#### Short problem
Please copy the listing from the line with "back-button[interactable] (11, 47, 31, 67)" through the line with "star-icon (883, 50, 897, 64)", changing "reload-button" to "refresh-button" and leaving everything else the same.

======== Records shown ========

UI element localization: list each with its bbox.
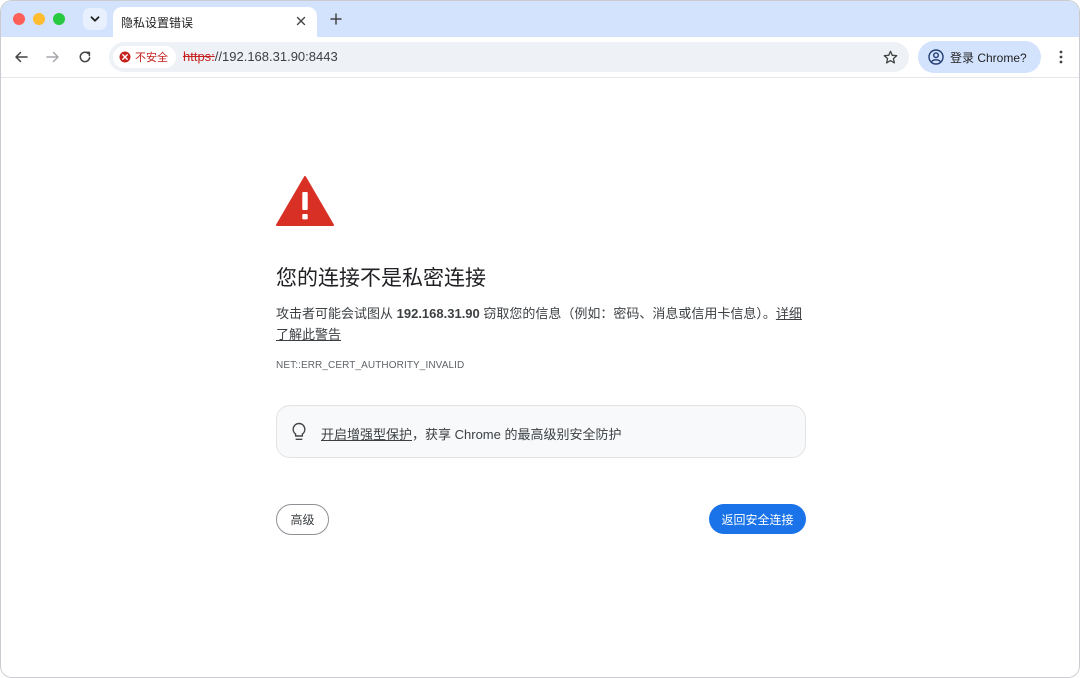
back-button[interactable] (11, 47, 31, 67)
bookmark-star-button[interactable] (881, 48, 899, 66)
profile-sign-in-button[interactable]: 登录 Chrome? (918, 41, 1041, 73)
url-text: https://192.168.31.90:8443 (183, 49, 338, 64)
reload-button[interactable] (75, 47, 95, 67)
reload-icon (79, 51, 91, 63)
window-minimize-button[interactable] (33, 13, 45, 25)
toolbar: 不安全 https://192.168.31.90:8443 登录 Chrome… (1, 37, 1079, 78)
chrome-menu-button[interactable] (1051, 47, 1071, 67)
forward-arrow-icon (46, 51, 59, 63)
error-code: NET::ERR_CERT_AUTHORITY_INVALID (276, 360, 465, 371)
tab-close-button[interactable] (293, 13, 309, 29)
forward-button[interactable] (43, 47, 63, 67)
profile-label: 登录 Chrome? (950, 50, 1027, 65)
warning-triangle-icon (276, 176, 334, 226)
window-close-button[interactable] (13, 13, 25, 25)
back-to-safety-button[interactable]: 返回安全连接 (709, 504, 806, 534)
enhanced-protection-link[interactable]: 开启增强型保护 (321, 427, 412, 442)
url-scheme: https: (183, 49, 215, 64)
not-secure-icon (119, 51, 131, 63)
desc-suffix: 窃取您的信息（例如：密码、消息或信用卡信息）。 (479, 306, 776, 321)
tip-text: 开启增强型保护，获享 Chrome 的最高级别安全防护 (321, 424, 621, 443)
page-title: 您的连接不是私密连接 (276, 267, 486, 290)
new-tab-button[interactable] (327, 10, 345, 28)
tip-rest: ，获享 Chrome 的最高级别安全防护 (412, 427, 622, 442)
star-icon (883, 50, 897, 64)
interstitial-page: 您的连接不是私密连接 攻击者可能会试图从 192.168.31.90 窃取您的信… (1, 78, 1079, 677)
browser-window: 隐私设置错误 不安全 https://192.168.31.90:8443 登录… (0, 0, 1080, 678)
plus-icon (330, 13, 342, 25)
enhanced-protection-tip: 开启增强型保护，获享 Chrome 的最高级别安全防护 (276, 405, 806, 458)
security-chip-label: 不安全 (135, 52, 168, 64)
tab-search-icon (90, 16, 100, 22)
more-vert-icon (1059, 50, 1063, 64)
lightbulb-icon (292, 422, 306, 440)
tab-title: 隐私设置错误 (121, 16, 194, 30)
window-zoom-button[interactable] (53, 13, 65, 25)
profile-icon (928, 49, 944, 65)
desc-prefix: 攻击者可能会试图从 (276, 306, 397, 321)
tab-search-button[interactable] (83, 8, 107, 30)
back-arrow-icon (15, 51, 28, 63)
advanced-button[interactable]: 高级 (276, 504, 329, 535)
security-chip[interactable]: 不安全 (113, 46, 176, 68)
desc-host: 192.168.31.90 (396, 306, 480, 321)
tab-strip: 隐私设置错误 (1, 1, 1079, 37)
page-description: 攻击者可能会试图从 192.168.31.90 窃取您的信息（例如：密码、消息或… (276, 303, 808, 345)
address-bar[interactable]: 不安全 https://192.168.31.90:8443 (109, 42, 909, 72)
close-icon (296, 16, 306, 26)
url-host: //192.168.31.90:8443 (214, 49, 338, 64)
tab-active[interactable]: 隐私设置错误 (113, 7, 317, 37)
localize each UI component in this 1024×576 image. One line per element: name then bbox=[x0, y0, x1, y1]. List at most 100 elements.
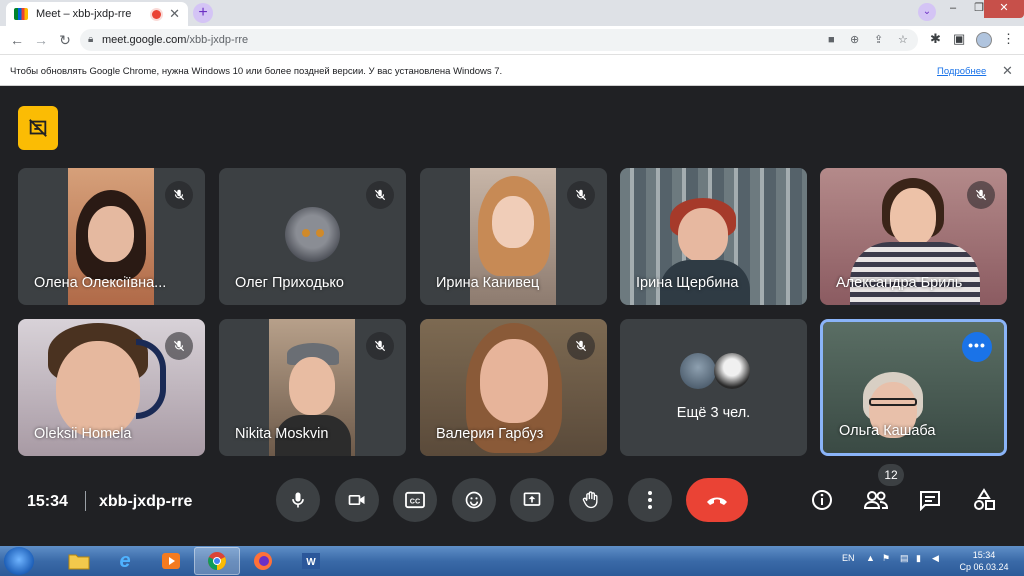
infobar-message: Чтобы обновлять Google Chrome, нужна Win… bbox=[10, 66, 503, 77]
chat-icon bbox=[920, 491, 940, 511]
language-indicator[interactable]: EN bbox=[842, 553, 855, 563]
participant-tile[interactable]: Александра Бриль bbox=[820, 168, 1007, 305]
people-icon bbox=[863, 491, 889, 509]
minimize-button[interactable]: – bbox=[940, 0, 966, 18]
browser-toolbar: ← → ↻ 🔒︎ meet.google.com/xbb-jxdp-rre ■ … bbox=[0, 26, 1024, 54]
power-icon[interactable]: ▮ bbox=[916, 553, 921, 564]
share-icon[interactable]: ⇪ bbox=[874, 29, 883, 51]
video-camera-icon bbox=[348, 495, 365, 505]
infobar-more-link[interactable]: Подробнее bbox=[937, 66, 986, 77]
word-icon: W bbox=[302, 553, 320, 569]
participant-tile[interactable]: Валерия Гарбуз bbox=[420, 319, 607, 456]
update-infobar: Чтобы обновлять Google Chrome, нужна Win… bbox=[0, 54, 1024, 86]
end-call-button[interactable] bbox=[686, 478, 748, 522]
profile-avatar[interactable] bbox=[976, 32, 992, 48]
meet-icon bbox=[14, 8, 28, 20]
participant-name: Nikita Moskvin bbox=[235, 426, 329, 442]
participant-name: Oleksii Homela bbox=[34, 426, 132, 442]
browser-tab-meet[interactable]: Meet – xbb-jxdp-rre ✕ bbox=[6, 2, 188, 26]
side-panel-icon[interactable]: ▣ bbox=[953, 31, 965, 47]
lock-icon: 🔒︎ bbox=[88, 34, 94, 45]
zoom-icon[interactable]: ⊕ bbox=[850, 29, 859, 51]
infobar-close-button[interactable]: ✕ bbox=[1002, 63, 1013, 79]
reactions-button[interactable] bbox=[452, 478, 496, 522]
camera-button[interactable] bbox=[335, 478, 379, 522]
menu-kebab-icon[interactable]: ⋮ bbox=[1002, 31, 1015, 47]
tray-arrow-icon[interactable]: ▲ bbox=[866, 553, 875, 563]
shapes-icon bbox=[974, 488, 995, 510]
presentation-off-icon bbox=[29, 119, 47, 137]
folder-icon bbox=[68, 554, 90, 570]
tab-search-icon[interactable]: ⌄ bbox=[918, 3, 936, 21]
clock-date: Ср 06.03.24 bbox=[959, 562, 1009, 572]
volume-icon[interactable]: ◀ bbox=[932, 553, 939, 564]
people-button[interactable] bbox=[862, 486, 890, 514]
mic-off-icon bbox=[567, 332, 595, 360]
microphone-button[interactable] bbox=[276, 478, 320, 522]
chrome-icon bbox=[208, 552, 226, 570]
participant-tile[interactable]: Олена Олексіївна... bbox=[18, 168, 205, 305]
no-presentation-badge[interactable] bbox=[18, 106, 58, 150]
mic-off-icon bbox=[967, 181, 995, 209]
participant-tile[interactable]: Ірина Щербина bbox=[620, 168, 807, 305]
back-arrow-icon[interactable]: ← bbox=[8, 31, 26, 49]
more-options-button[interactable]: ••• bbox=[962, 332, 992, 362]
recording-icon bbox=[152, 9, 162, 19]
camera-icon[interactable]: ■ bbox=[828, 29, 835, 51]
participant-name: Александра Бриль bbox=[836, 275, 963, 291]
svg-text:W: W bbox=[306, 557, 316, 568]
participant-name: Олена Олексіївна... bbox=[34, 275, 167, 291]
media-taskbar-button[interactable] bbox=[148, 547, 194, 575]
internet-explorer-icon: e bbox=[119, 549, 131, 572]
activities-button[interactable] bbox=[970, 486, 998, 514]
url-host: meet.google.com bbox=[102, 34, 187, 46]
participant-avatar bbox=[680, 353, 716, 389]
participant-count-badge: 12 bbox=[878, 464, 904, 486]
meeting-time: 15:34 bbox=[27, 493, 68, 510]
flag-icon[interactable]: ⚑ bbox=[882, 553, 890, 564]
tab-close-button[interactable]: ✕ bbox=[169, 6, 180, 22]
new-tab-button[interactable]: + bbox=[193, 3, 213, 23]
captions-icon: CC bbox=[405, 491, 425, 509]
participant-tile[interactable]: Oleksii Homela bbox=[18, 319, 205, 456]
bookmark-star-icon[interactable]: ☆ bbox=[898, 29, 908, 51]
start-button[interactable] bbox=[4, 547, 34, 575]
reload-icon[interactable]: ↻ bbox=[56, 31, 74, 49]
forward-arrow-icon[interactable]: → bbox=[32, 31, 50, 49]
participant-tile[interactable]: Олег Приходько bbox=[219, 168, 406, 305]
chrome-taskbar-button[interactable] bbox=[194, 547, 240, 575]
svg-text:CC: CC bbox=[410, 497, 420, 506]
participant-name: Ірина Щербина bbox=[636, 275, 739, 291]
raise-hand-button[interactable] bbox=[569, 478, 613, 522]
firefox-icon bbox=[254, 552, 272, 570]
present-button[interactable] bbox=[510, 478, 554, 522]
chat-button[interactable] bbox=[916, 486, 944, 514]
kebab-icon bbox=[648, 491, 652, 509]
explorer-taskbar-button[interactable] bbox=[56, 547, 102, 575]
browser-tab-strip: Meet – xbb-jxdp-rre ✕ + ⌄ – ❐ ✕ bbox=[0, 0, 1024, 26]
mic-off-icon bbox=[366, 181, 394, 209]
firefox-taskbar-button[interactable] bbox=[240, 547, 286, 575]
participant-tile[interactable]: Ирина Канивец bbox=[420, 168, 607, 305]
ie-taskbar-button[interactable]: e bbox=[102, 547, 148, 575]
captions-button[interactable]: CC bbox=[393, 478, 437, 522]
window-close-button[interactable]: ✕ bbox=[984, 0, 1024, 18]
clock-time: 15:34 bbox=[972, 550, 996, 560]
word-taskbar-button[interactable]: W bbox=[288, 547, 334, 575]
more-options-kebab-button[interactable] bbox=[628, 478, 672, 522]
participant-tile[interactable]: Nikita Moskvin bbox=[219, 319, 406, 456]
cat-avatar bbox=[285, 207, 340, 262]
extensions-icon[interactable]: ✱ bbox=[930, 31, 941, 47]
participant-name: Валерия Гарбуз bbox=[436, 426, 544, 442]
url-path: /xbb-jxdp-rre bbox=[186, 34, 249, 46]
address-bar[interactable]: 🔒︎ meet.google.com/xbb-jxdp-rre ■ ⊕ ⇪ ☆ bbox=[80, 29, 918, 51]
others-tile[interactable]: Ещё 3 чел. bbox=[620, 319, 807, 456]
mic-off-icon bbox=[366, 332, 394, 360]
meeting-details-button[interactable] bbox=[808, 486, 836, 514]
windows-taskbar: e W EN ▲ ⚑ ▤ ▮ ◀ 15:34 Ср 06.03.24 bbox=[0, 546, 1024, 576]
present-screen-icon bbox=[523, 492, 541, 506]
taskbar-clock[interactable]: 15:34 Ср 06.03.24 bbox=[958, 549, 1010, 573]
participant-tile-active[interactable]: ••• Ольга Кашаба bbox=[820, 319, 1007, 456]
phone-hangup-icon bbox=[707, 497, 727, 505]
network-icon[interactable]: ▤ bbox=[900, 553, 909, 564]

========

#### Full answer
back-button[interactable] (11, 47, 31, 67)
bookmark-star-button[interactable] (881, 48, 899, 66)
profile-sign-in-button[interactable]: 登录 Chrome? (918, 41, 1041, 73)
url-text: https://192.168.31.90:8443 (183, 49, 338, 64)
refresh-button[interactable] (75, 47, 95, 67)
reload-icon (79, 51, 91, 63)
window-minimize-button[interactable] (33, 13, 45, 25)
toolbar: 不安全 https://192.168.31.90:8443 登录 Chrome… (1, 37, 1079, 78)
chrome-menu-button[interactable] (1051, 47, 1071, 67)
forward-arrow-icon (46, 51, 59, 63)
error-code: NET::ERR_CERT_AUTHORITY_INVALID (276, 360, 465, 371)
tab-close-button[interactable] (293, 13, 309, 29)
forward-button[interactable] (43, 47, 63, 67)
profile-label: 登录 Chrome? (950, 50, 1027, 65)
warning-triangle-icon (276, 176, 334, 226)
window-close-button[interactable] (13, 13, 25, 25)
back-to-safety-button[interactable]: 返回安全连接 (709, 504, 806, 534)
enhanced-protection-link[interactable]: 开启增强型保护 (321, 427, 412, 442)
url-scheme: https: (183, 49, 215, 64)
not-secure-icon (119, 51, 131, 63)
desc-suffix: 窃取您的信息（例如：密码、消息或信用卡信息）。 (479, 306, 776, 321)
tip-text: 开启增强型保护，获享 Chrome 的最高级别安全防护 (321, 424, 621, 443)
page-title: 您的连接不是私密连接 (276, 267, 486, 290)
new-tab-button[interactable] (327, 10, 345, 28)
tip-rest: ，获享 Chrome 的最高级别安全防护 (412, 427, 622, 442)
star-icon (883, 50, 897, 64)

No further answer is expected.